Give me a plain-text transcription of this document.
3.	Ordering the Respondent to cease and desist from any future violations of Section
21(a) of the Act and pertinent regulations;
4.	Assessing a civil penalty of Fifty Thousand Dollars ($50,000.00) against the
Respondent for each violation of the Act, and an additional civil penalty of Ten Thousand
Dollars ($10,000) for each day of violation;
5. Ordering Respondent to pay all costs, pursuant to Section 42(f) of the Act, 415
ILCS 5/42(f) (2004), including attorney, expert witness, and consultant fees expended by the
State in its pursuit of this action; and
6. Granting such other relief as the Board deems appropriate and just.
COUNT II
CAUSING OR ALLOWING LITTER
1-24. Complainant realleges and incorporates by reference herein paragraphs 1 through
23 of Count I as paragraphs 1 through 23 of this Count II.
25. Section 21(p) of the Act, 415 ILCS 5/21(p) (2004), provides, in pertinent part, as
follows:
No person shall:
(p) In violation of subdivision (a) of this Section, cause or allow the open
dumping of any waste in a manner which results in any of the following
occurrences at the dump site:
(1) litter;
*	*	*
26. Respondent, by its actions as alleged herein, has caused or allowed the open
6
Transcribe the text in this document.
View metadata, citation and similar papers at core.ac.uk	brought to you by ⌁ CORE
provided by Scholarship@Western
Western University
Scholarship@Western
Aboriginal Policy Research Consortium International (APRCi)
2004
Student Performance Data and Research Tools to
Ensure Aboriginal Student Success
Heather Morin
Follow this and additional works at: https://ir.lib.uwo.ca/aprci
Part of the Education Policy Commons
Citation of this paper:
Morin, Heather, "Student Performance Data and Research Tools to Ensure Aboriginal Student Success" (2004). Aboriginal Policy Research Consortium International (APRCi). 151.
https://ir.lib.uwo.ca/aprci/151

:::

Exercise: Using the listing above, list every line in which the string "paragraphs" occurs.

Exercise response:
1-24. Complainant realleges and incorporates by reference herein paragraphs 1 through
23 of Count I as paragraphs 1 through 23 of this Count II.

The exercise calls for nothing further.